• _What this task involves_:
Gather up the lines that contain "直至完成计划".

** start Extracted material **

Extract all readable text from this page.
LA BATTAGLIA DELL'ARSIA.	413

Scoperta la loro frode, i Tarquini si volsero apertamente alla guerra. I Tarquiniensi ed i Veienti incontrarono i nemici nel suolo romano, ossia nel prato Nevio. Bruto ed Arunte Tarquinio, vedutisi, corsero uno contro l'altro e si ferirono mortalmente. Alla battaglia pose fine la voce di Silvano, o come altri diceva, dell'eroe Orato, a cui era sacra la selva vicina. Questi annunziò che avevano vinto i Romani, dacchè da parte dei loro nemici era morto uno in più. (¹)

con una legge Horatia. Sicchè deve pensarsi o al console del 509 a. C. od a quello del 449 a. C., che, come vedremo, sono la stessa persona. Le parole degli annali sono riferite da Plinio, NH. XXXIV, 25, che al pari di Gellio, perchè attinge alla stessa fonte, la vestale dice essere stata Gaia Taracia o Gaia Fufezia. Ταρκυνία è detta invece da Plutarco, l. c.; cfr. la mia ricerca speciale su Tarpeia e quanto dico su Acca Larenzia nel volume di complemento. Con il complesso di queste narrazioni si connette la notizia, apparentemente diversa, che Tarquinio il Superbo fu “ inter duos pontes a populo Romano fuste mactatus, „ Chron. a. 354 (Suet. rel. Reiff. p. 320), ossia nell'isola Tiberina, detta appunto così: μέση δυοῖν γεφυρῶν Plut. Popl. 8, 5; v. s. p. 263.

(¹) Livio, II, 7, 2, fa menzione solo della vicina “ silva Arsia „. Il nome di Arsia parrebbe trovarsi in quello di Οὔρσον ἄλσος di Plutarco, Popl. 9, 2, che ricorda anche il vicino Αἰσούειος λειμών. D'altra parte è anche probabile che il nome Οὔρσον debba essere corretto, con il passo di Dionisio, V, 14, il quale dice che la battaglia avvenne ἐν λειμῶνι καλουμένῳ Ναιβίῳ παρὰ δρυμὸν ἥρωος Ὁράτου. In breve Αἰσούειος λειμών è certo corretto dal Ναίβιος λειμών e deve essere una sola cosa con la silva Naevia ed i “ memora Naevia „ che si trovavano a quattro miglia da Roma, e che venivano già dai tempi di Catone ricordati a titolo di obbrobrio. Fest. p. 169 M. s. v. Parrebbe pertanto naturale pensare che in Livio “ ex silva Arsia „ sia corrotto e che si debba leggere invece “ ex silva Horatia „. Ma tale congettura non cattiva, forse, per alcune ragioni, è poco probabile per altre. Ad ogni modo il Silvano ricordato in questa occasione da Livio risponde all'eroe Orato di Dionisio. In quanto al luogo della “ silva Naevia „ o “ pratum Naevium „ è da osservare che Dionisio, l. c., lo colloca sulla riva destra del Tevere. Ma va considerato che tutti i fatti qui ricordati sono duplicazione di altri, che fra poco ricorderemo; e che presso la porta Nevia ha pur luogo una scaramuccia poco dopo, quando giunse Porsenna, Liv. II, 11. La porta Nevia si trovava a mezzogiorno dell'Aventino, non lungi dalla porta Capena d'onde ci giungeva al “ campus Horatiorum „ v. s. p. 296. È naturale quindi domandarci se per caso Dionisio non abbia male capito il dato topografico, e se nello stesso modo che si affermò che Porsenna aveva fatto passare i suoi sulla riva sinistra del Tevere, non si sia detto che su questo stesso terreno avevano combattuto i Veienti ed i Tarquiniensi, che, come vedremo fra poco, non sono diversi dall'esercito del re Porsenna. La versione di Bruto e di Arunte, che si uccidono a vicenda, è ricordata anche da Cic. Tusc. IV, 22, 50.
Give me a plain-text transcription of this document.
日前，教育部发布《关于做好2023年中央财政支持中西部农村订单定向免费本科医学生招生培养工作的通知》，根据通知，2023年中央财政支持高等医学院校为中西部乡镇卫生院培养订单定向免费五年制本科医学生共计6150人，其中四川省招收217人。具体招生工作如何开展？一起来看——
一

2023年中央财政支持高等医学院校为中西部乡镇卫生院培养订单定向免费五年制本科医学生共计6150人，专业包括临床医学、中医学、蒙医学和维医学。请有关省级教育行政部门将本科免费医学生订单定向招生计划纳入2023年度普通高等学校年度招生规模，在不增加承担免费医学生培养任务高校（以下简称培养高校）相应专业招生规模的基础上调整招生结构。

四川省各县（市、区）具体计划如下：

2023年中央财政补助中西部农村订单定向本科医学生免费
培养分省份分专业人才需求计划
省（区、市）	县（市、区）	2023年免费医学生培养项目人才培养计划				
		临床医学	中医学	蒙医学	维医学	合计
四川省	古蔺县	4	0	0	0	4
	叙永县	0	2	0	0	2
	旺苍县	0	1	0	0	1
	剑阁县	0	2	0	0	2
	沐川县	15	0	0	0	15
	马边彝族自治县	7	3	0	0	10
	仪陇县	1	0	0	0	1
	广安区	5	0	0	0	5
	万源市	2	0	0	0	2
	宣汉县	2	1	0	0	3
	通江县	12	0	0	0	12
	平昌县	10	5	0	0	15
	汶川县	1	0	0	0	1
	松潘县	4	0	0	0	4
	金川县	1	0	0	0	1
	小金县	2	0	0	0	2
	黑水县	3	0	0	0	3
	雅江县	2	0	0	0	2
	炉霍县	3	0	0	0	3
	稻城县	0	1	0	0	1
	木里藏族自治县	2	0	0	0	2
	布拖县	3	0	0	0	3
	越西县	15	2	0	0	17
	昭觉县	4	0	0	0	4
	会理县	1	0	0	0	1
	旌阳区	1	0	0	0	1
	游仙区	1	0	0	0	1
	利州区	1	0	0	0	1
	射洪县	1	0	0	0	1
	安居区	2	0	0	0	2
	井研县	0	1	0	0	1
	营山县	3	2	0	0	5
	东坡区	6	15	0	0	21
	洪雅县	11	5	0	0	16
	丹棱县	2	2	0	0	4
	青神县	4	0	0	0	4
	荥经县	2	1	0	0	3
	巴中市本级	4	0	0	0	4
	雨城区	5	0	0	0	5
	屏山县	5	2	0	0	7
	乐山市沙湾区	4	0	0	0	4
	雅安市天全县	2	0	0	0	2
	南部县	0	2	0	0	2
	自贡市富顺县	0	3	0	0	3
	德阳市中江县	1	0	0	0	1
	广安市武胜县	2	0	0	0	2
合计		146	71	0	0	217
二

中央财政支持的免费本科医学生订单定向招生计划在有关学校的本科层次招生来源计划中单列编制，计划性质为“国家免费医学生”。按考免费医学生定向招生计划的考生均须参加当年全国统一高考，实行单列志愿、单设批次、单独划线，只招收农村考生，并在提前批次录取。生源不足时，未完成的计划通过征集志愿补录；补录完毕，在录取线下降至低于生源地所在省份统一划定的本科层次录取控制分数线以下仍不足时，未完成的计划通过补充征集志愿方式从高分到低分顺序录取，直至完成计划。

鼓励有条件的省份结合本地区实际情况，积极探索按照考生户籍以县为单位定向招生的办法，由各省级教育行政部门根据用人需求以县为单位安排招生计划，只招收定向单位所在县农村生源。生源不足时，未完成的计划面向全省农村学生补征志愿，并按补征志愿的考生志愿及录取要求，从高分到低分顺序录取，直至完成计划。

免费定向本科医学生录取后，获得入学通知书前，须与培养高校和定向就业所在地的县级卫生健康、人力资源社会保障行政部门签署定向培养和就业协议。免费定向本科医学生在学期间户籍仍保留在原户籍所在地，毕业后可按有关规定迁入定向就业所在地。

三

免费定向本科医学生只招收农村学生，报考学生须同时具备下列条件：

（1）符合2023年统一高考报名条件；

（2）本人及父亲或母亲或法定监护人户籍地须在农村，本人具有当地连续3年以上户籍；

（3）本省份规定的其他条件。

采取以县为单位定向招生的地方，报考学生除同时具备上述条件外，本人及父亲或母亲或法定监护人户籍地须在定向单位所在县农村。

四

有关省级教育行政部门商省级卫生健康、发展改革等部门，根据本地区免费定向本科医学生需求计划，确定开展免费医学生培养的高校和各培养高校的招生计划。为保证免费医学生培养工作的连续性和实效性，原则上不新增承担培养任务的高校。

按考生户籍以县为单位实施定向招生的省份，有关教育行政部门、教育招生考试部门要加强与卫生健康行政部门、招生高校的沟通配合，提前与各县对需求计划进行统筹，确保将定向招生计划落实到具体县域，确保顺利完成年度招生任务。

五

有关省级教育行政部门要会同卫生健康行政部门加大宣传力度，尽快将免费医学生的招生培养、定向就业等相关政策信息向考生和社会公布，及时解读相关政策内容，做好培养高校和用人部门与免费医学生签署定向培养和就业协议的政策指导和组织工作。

** end Extracted material **

• _Exercise solution_:
中央财政支持的免费本科医学生订单定向招生计划在有关学校的本科层次招生来源计划中单列编制，计划性质为“国家免费医学生”。按考免费医学生定向招生计划的考生均须参加当年全国统一高考，实行单列志愿、单设批次、单独划线，只招收农村考生，并在提前批次录取。生源不足时，未完成的计划通过征集志愿补录；补录完毕，在录取线下降至低于生源地所在省份统一划定的本科层次录取控制分数线以下仍不足时，未完成的计划通过补充征集志愿方式从高分到低分顺序录取，直至完成计划。
鼓励有条件的省份结合本地区实际情况，积极探索按照考生户籍以县为单位定向招生的办法，由各省级教育行政部门根据用人需求以县为单位安排招生计划，只招收定向单位所在县农村生源。生源不足时，未完成的计划面向全省农村学生补征志愿，并按补征志愿的考生志愿及录取要求，从高分到低分顺序录取，直至完成计划。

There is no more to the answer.